_DATA PROVIDED:_
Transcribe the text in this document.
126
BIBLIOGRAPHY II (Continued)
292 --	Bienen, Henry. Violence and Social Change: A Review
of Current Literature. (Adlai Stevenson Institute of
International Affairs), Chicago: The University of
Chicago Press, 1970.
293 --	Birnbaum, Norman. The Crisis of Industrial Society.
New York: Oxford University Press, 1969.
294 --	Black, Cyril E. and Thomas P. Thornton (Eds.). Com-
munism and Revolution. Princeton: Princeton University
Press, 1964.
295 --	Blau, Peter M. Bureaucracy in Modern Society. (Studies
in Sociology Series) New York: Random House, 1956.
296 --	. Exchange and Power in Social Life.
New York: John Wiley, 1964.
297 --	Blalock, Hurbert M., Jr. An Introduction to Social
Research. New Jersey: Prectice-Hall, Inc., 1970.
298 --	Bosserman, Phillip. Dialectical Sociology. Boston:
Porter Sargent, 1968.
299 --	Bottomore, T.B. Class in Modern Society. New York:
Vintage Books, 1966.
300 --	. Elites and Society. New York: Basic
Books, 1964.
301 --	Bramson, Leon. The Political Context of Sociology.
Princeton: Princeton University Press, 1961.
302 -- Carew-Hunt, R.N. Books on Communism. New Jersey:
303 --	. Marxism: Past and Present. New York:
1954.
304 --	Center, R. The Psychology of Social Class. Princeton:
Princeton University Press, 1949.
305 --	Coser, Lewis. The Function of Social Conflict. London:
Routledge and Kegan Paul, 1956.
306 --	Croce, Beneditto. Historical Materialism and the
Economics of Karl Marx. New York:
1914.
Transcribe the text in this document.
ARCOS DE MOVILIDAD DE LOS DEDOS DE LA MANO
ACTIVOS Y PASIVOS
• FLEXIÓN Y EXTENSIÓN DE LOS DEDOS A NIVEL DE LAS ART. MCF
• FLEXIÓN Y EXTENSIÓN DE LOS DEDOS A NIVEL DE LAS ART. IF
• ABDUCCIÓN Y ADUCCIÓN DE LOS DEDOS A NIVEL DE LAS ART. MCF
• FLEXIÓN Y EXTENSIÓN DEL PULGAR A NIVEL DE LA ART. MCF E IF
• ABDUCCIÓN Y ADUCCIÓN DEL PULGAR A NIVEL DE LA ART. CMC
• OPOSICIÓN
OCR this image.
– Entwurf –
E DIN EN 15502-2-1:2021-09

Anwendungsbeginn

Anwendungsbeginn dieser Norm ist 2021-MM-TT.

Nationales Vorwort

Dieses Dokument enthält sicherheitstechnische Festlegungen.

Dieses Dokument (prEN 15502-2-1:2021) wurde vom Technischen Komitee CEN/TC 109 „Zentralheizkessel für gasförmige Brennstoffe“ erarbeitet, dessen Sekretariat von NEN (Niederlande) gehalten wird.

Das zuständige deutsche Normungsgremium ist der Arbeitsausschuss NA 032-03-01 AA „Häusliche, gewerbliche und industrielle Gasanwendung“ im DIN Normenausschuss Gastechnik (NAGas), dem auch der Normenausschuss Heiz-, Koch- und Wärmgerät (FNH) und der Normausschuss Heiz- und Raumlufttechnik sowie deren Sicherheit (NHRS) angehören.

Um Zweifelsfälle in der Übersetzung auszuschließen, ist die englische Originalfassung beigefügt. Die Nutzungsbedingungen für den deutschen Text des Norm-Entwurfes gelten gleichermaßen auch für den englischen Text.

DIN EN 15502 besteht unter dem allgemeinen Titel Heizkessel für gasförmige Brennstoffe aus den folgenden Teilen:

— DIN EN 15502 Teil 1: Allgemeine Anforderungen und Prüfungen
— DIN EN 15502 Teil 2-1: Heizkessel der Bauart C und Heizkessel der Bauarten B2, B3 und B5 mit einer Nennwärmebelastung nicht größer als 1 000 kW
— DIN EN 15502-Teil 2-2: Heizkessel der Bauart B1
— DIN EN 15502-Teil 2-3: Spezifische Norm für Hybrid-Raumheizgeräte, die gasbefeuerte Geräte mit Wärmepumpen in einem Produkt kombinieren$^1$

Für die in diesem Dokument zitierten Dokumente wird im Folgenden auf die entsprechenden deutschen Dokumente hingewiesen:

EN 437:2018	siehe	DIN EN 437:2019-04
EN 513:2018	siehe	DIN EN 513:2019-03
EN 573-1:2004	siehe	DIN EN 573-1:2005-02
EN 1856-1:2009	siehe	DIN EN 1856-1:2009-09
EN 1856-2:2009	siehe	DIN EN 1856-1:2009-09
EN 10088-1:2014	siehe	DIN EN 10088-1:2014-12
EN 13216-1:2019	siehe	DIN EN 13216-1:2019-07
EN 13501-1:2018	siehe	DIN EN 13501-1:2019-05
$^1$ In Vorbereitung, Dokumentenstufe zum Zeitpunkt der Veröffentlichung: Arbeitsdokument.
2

_TASK GOAL:_ Find the string "Brennstoffe" in the entries above and return each line that holds it.

_RESULT:_
Dieses Dokument (prEN 15502-2-1:2021) wurde vom Technischen Komitee CEN/TC 109 „Zentralheizkessel für gasförmige Brennstoffe“ erarbeitet, dessen Sekretariat von NEN (Niederlande) gehalten wird.
DIN EN 15502 besteht unter dem allgemeinen Titel Heizkessel für gasförmige Brennstoffe aus den folgenden Teilen:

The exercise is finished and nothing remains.